_Given problem:_ Write out the rows below word for word, from the first line down to and including the line that contains "value-cell[interactable]: -40% [770, 577, 884, 611]".

_Dataset content:_
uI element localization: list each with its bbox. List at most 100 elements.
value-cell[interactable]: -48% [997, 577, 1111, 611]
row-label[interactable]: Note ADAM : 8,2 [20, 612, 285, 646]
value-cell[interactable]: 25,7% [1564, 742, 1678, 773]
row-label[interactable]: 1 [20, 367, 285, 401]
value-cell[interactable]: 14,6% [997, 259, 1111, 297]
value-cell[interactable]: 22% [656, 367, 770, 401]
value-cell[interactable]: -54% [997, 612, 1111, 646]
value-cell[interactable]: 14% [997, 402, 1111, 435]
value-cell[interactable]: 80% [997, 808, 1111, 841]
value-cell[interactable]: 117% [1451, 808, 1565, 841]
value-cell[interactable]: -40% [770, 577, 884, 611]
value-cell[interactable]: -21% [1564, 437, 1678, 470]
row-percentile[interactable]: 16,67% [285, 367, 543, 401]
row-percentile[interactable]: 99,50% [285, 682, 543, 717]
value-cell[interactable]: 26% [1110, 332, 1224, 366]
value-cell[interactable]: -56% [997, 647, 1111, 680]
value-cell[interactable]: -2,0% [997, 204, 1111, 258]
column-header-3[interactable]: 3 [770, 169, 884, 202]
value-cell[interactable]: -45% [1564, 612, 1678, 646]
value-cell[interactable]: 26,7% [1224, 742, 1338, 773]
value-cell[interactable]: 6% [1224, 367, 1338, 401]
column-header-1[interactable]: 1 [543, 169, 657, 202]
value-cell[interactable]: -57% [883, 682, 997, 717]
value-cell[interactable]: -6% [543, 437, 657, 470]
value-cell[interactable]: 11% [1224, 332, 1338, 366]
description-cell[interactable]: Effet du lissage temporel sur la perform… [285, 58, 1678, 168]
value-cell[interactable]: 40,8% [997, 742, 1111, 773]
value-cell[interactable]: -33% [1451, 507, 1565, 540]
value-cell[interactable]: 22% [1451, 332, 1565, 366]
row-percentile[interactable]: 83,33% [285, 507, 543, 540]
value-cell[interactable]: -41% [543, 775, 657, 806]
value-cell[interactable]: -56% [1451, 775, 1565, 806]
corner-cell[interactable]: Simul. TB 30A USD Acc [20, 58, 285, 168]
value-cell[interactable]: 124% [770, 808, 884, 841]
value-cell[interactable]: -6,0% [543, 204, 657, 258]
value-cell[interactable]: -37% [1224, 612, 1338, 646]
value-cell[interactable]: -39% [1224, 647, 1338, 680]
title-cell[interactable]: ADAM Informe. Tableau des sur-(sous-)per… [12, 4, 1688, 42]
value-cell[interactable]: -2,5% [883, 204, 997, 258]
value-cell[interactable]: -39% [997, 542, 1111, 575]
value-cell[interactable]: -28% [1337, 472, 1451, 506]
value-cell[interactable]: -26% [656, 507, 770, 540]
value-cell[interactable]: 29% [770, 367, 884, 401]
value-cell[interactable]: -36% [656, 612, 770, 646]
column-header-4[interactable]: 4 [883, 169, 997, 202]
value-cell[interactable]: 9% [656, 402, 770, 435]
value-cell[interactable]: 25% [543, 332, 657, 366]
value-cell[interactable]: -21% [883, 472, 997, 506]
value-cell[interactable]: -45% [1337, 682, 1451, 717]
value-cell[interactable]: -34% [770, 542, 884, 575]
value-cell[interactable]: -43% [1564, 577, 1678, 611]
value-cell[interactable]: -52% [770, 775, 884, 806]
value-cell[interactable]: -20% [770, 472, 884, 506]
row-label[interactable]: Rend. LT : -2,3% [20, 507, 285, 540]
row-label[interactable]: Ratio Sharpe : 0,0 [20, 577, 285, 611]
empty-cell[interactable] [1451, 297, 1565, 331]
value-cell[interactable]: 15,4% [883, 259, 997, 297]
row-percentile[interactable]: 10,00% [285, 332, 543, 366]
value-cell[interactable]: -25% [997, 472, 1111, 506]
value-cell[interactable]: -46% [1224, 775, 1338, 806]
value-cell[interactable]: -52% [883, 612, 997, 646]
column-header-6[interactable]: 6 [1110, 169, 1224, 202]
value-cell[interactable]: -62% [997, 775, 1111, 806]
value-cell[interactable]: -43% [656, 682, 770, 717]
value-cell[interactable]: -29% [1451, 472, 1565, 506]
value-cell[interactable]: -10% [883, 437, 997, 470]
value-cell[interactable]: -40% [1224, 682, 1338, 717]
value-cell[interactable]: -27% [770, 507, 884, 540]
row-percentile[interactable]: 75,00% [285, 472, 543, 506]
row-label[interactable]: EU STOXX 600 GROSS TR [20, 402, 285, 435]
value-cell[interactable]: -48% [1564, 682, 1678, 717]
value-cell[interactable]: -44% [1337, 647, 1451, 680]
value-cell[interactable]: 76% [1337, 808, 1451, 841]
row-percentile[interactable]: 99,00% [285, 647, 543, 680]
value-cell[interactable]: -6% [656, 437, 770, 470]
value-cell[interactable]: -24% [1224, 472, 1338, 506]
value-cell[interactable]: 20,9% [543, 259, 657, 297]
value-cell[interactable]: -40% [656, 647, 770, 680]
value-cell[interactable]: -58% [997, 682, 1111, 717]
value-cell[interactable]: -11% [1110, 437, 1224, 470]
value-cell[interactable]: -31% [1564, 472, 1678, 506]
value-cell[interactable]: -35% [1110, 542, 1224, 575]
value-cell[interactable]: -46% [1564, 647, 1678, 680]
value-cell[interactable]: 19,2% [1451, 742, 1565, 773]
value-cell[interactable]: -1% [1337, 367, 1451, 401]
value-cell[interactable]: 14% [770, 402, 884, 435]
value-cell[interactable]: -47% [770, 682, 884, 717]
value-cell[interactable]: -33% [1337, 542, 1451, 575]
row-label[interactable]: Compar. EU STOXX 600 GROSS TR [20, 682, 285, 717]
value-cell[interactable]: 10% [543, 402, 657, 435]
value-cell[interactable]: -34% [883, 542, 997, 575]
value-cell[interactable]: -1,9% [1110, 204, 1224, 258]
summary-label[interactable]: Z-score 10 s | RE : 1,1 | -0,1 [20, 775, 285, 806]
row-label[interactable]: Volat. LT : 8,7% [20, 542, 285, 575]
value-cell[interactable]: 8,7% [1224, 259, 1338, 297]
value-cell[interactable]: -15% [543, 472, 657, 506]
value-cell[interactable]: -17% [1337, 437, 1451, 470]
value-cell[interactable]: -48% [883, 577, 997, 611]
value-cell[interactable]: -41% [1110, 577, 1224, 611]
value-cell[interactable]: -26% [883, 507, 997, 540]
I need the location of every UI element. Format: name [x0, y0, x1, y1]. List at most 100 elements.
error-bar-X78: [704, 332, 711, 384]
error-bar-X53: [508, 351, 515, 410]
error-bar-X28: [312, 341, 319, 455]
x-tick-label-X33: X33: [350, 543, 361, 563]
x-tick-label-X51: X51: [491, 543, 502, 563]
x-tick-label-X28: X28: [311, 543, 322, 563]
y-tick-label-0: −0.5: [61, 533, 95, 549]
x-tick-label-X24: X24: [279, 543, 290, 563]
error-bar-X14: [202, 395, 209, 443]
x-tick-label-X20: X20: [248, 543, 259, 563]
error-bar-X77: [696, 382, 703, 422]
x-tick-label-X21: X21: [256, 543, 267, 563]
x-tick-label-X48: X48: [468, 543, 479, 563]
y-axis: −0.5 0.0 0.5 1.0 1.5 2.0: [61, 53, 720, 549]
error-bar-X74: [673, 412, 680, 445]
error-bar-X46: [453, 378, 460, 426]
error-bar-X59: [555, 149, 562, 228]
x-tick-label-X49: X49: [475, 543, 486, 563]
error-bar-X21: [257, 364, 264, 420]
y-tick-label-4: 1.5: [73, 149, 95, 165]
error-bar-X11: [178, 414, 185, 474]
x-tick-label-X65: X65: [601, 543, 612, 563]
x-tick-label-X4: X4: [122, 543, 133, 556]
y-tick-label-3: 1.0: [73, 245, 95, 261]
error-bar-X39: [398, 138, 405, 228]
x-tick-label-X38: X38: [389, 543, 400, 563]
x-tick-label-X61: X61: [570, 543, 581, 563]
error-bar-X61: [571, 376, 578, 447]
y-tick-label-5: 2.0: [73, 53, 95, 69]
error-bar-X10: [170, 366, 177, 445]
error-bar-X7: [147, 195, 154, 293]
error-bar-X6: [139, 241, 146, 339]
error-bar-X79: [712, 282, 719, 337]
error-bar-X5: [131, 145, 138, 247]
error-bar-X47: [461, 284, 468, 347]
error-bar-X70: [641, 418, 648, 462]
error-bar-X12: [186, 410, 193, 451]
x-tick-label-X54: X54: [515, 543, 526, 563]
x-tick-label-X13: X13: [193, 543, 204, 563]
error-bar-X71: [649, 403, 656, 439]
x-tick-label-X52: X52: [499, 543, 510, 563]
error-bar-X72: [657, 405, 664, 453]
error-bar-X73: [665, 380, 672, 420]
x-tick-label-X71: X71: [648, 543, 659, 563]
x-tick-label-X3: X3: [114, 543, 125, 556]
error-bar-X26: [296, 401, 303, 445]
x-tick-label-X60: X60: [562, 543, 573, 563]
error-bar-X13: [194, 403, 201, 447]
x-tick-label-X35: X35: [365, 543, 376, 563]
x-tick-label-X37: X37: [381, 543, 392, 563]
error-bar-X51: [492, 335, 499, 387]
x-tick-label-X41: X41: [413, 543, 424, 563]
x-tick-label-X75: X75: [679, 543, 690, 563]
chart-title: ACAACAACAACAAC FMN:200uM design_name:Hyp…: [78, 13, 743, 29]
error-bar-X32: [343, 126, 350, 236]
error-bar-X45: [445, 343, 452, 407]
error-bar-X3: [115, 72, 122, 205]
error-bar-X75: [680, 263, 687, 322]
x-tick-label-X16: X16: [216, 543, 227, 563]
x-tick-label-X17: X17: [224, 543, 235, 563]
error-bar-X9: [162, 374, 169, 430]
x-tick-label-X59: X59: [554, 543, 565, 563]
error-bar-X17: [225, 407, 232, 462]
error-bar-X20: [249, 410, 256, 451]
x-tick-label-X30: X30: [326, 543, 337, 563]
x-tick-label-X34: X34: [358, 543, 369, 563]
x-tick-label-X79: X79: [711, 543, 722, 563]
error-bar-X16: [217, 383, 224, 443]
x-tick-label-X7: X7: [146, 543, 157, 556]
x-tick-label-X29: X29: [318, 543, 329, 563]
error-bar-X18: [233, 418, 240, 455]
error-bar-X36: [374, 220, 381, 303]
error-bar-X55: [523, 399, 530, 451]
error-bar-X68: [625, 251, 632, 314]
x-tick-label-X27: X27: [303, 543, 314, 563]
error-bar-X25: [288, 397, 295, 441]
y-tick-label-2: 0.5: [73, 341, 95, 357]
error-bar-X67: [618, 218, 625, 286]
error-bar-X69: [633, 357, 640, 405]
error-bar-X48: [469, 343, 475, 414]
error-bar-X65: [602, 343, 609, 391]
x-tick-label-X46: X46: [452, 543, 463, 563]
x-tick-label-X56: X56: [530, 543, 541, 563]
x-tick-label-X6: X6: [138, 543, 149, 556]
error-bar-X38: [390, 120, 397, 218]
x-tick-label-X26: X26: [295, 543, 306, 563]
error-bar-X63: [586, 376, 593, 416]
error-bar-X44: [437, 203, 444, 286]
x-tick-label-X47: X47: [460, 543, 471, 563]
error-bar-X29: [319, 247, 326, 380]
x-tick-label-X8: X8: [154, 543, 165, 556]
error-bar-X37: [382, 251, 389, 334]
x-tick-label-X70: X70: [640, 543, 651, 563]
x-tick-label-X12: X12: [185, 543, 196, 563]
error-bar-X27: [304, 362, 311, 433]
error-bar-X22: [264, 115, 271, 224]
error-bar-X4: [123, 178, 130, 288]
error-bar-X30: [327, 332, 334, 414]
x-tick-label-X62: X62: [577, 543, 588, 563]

_Result of the exercise:_
uI element localization: list each with its bbox. List at most 100 elements.
value-cell[interactable]: -48% [997, 577, 1111, 611]
row-label[interactable]: Note ADAM : 8,2 [20, 612, 285, 646]
value-cell[interactable]: 25,7% [1564, 742, 1678, 773]
row-label[interactable]: 1 [20, 367, 285, 401]
value-cell[interactable]: 14,6% [997, 259, 1111, 297]
value-cell[interactable]: 22% [656, 367, 770, 401]
value-cell[interactable]: -54% [997, 612, 1111, 646]
value-cell[interactable]: 14% [997, 402, 1111, 435]
value-cell[interactable]: 80% [997, 808, 1111, 841]
value-cell[interactable]: 117% [1451, 808, 1565, 841]
value-cell[interactable]: -40% [770, 577, 884, 611]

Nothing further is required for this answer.